**Stated goal:**
Look through the material below for "сақтандыру". Copy every line that contains it.

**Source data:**
* Start *

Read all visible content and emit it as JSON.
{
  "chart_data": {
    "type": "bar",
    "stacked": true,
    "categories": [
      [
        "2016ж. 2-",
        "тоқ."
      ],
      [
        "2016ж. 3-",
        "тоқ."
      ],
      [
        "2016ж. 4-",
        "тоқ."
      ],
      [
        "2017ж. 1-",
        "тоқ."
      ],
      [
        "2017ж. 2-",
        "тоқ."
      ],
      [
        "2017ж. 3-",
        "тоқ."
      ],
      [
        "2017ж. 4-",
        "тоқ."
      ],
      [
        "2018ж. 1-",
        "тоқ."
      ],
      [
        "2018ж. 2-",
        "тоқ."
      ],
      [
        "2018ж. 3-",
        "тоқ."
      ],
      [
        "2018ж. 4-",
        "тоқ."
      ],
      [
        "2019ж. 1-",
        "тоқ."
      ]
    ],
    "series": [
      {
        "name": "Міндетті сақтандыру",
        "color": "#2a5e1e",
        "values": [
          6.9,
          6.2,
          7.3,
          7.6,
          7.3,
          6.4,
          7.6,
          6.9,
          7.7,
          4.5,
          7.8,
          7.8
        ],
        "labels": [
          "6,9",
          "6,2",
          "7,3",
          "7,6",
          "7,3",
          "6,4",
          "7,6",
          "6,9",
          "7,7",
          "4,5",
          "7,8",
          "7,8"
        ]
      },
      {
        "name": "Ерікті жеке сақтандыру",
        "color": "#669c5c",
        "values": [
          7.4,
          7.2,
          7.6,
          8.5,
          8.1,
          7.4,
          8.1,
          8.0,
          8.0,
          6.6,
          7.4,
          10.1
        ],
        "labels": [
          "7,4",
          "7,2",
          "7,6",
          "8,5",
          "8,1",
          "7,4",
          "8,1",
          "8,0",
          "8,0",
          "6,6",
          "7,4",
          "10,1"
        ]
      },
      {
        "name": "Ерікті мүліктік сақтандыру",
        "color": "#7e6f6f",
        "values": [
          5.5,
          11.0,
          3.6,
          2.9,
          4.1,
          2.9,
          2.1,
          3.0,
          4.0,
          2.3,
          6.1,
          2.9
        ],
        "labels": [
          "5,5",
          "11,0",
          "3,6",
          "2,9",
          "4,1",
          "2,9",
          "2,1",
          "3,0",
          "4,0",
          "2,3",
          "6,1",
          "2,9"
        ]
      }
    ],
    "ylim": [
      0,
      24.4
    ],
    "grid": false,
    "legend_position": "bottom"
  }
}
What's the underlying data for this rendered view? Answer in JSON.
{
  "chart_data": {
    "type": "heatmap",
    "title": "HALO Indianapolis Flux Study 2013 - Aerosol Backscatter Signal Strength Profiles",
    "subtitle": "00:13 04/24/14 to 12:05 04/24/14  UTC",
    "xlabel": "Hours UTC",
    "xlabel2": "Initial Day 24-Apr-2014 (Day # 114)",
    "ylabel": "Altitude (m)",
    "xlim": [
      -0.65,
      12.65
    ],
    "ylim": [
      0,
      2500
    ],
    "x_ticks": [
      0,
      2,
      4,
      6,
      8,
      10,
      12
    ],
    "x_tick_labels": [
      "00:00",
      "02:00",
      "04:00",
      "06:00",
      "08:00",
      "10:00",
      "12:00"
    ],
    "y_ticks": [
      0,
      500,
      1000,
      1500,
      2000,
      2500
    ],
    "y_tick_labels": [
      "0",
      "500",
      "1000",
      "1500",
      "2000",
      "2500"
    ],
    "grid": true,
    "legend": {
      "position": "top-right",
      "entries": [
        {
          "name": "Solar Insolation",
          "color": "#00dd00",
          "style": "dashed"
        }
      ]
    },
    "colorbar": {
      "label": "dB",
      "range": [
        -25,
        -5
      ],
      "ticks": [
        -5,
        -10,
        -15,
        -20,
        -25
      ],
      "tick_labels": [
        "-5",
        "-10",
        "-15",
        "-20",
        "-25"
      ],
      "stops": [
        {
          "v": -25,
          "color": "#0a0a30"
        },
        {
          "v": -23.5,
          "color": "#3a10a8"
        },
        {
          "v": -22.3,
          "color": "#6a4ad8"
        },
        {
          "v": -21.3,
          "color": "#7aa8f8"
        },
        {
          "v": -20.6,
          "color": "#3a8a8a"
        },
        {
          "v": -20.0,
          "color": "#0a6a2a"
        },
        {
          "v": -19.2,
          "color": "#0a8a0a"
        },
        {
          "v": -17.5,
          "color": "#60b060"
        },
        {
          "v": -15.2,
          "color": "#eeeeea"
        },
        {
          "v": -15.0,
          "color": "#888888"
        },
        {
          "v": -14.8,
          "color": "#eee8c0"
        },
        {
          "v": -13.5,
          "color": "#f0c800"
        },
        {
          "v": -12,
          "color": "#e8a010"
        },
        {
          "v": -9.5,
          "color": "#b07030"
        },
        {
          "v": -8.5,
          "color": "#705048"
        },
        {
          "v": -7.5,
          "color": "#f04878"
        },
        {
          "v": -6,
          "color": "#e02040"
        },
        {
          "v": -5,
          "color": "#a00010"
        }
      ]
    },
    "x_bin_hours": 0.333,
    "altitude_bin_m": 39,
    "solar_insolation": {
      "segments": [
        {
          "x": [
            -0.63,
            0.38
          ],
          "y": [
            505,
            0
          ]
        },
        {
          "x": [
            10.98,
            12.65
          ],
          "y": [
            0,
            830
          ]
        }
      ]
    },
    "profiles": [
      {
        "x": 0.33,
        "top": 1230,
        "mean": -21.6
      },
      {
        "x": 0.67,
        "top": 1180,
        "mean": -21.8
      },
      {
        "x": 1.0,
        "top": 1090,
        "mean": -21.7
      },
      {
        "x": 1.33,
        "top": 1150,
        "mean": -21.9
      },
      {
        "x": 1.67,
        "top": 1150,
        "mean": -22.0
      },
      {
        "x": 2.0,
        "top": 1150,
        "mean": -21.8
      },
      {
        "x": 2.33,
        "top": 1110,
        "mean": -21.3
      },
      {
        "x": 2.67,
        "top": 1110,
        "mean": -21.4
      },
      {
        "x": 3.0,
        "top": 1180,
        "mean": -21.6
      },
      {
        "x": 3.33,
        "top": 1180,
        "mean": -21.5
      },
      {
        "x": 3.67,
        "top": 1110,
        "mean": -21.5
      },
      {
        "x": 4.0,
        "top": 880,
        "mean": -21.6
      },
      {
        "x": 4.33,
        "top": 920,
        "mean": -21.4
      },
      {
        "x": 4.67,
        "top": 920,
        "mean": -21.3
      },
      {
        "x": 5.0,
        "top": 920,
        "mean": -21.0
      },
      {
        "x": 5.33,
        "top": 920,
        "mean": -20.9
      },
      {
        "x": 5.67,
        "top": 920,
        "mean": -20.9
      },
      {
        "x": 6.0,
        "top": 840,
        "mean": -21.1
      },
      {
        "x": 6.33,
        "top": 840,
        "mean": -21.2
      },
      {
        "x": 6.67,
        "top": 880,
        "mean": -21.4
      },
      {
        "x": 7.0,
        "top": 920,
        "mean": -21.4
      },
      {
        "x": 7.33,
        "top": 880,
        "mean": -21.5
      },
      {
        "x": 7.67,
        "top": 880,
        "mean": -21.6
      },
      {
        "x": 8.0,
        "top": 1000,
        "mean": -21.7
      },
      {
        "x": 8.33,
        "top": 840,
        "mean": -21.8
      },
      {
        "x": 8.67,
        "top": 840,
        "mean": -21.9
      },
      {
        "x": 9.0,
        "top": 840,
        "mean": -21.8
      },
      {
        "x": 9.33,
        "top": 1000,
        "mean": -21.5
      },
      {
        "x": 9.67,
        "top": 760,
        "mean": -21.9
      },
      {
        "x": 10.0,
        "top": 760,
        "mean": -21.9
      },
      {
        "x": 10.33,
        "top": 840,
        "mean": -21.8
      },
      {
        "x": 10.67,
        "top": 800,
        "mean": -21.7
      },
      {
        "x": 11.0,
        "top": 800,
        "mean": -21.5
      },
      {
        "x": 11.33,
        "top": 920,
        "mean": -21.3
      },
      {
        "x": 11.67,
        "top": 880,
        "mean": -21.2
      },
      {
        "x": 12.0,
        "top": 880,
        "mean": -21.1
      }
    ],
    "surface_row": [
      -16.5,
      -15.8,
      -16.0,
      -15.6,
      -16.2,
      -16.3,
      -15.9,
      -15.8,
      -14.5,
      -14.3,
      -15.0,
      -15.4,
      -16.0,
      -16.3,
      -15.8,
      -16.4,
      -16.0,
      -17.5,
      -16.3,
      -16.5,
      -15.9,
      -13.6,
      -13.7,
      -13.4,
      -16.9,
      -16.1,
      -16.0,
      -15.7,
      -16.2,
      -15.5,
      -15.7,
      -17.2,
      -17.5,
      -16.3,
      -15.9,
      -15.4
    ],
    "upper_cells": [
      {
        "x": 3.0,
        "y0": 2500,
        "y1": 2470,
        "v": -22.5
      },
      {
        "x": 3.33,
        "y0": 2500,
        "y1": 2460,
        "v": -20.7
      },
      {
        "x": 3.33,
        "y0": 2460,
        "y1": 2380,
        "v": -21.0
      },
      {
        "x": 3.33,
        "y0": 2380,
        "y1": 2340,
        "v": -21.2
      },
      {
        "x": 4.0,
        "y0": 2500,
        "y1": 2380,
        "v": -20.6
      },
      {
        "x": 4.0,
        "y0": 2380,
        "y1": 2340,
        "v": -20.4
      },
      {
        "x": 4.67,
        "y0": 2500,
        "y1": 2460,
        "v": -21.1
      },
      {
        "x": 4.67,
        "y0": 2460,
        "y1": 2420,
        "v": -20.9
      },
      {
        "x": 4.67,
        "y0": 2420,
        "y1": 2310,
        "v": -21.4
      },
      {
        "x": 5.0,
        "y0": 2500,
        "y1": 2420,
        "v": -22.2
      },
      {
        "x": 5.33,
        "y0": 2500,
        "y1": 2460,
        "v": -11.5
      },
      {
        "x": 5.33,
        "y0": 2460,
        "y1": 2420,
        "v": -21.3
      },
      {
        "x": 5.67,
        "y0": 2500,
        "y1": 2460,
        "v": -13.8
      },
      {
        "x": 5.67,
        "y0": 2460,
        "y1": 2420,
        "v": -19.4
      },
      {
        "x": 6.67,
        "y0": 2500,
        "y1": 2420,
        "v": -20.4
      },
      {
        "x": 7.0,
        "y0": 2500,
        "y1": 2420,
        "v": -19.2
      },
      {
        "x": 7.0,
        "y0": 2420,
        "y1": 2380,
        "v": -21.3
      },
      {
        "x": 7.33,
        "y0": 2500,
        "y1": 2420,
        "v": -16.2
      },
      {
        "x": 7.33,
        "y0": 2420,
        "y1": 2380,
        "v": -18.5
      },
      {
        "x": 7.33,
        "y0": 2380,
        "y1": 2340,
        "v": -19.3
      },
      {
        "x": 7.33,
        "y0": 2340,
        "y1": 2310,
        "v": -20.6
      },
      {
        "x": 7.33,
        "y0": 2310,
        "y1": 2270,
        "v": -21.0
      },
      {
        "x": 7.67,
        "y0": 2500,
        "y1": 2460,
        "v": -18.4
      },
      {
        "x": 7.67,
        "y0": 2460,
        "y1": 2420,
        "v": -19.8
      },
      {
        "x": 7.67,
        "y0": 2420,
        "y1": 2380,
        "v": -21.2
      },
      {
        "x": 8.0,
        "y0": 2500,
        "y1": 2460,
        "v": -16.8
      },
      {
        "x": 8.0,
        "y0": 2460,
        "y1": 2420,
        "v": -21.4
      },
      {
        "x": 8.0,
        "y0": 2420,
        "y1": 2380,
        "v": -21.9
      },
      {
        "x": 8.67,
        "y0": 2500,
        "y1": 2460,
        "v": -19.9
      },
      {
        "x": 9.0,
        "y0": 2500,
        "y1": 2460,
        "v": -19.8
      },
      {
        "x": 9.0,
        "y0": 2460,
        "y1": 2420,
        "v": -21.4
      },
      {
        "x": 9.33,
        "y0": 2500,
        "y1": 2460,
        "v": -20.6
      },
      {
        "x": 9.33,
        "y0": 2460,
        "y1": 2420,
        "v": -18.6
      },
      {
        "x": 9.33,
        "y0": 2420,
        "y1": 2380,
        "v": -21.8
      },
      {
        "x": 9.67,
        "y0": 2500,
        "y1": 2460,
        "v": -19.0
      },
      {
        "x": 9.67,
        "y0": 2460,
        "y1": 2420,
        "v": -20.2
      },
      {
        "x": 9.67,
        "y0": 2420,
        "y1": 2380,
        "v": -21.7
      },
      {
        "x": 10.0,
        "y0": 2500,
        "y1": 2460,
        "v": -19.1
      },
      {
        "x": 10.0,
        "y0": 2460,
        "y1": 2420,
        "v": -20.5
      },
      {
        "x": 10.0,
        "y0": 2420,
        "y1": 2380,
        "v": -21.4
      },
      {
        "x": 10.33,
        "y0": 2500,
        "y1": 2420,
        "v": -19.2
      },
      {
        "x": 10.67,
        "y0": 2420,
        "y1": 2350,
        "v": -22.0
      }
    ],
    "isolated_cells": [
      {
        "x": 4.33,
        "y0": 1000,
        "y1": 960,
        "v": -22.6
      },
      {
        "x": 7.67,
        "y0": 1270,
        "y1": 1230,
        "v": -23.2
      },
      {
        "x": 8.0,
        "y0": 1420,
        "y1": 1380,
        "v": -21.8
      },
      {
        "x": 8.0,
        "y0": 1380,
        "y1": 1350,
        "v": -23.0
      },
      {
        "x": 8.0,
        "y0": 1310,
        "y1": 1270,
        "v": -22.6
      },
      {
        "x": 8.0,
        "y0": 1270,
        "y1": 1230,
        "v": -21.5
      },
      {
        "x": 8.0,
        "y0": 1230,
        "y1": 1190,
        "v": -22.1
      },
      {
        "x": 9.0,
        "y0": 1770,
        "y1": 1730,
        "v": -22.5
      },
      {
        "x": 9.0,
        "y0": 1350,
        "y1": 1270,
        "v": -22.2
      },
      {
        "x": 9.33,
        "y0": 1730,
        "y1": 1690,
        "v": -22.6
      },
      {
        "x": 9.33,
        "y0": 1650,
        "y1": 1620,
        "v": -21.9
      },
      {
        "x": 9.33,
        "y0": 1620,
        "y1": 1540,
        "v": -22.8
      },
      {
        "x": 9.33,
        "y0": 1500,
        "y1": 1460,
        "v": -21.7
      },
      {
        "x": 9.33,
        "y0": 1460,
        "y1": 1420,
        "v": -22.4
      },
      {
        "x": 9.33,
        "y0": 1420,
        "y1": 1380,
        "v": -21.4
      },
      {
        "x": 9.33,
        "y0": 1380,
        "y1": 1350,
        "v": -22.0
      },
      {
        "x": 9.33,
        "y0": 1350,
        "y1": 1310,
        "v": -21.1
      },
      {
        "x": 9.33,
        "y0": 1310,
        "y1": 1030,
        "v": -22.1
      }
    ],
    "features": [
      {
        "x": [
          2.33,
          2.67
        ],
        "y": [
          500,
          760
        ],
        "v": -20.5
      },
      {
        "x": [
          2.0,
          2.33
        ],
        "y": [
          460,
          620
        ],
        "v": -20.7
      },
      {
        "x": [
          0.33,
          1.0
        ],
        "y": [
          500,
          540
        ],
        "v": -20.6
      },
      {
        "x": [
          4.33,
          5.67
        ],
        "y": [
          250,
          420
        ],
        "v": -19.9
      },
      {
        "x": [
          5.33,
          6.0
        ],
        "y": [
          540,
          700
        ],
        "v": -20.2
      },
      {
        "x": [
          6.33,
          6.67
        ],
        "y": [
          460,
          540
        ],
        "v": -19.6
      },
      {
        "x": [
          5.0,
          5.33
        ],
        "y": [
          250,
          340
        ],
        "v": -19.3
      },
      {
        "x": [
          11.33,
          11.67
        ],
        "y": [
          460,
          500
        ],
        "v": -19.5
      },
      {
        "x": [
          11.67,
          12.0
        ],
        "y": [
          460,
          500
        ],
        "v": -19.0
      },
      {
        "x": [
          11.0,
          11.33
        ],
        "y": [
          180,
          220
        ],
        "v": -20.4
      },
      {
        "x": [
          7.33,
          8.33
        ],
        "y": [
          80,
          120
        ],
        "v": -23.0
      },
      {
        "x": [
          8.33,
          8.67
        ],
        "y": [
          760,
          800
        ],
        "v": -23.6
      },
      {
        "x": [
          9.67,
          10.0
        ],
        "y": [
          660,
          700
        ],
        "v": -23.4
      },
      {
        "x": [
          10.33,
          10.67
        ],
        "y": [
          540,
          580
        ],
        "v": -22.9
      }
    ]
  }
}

* End *

**Result:**
        "name": "Міндетті сақтандыру",
        "name": "Ерікті жеке сақтандыру",
        "name": "Ерікті мүліктік сақтандыру",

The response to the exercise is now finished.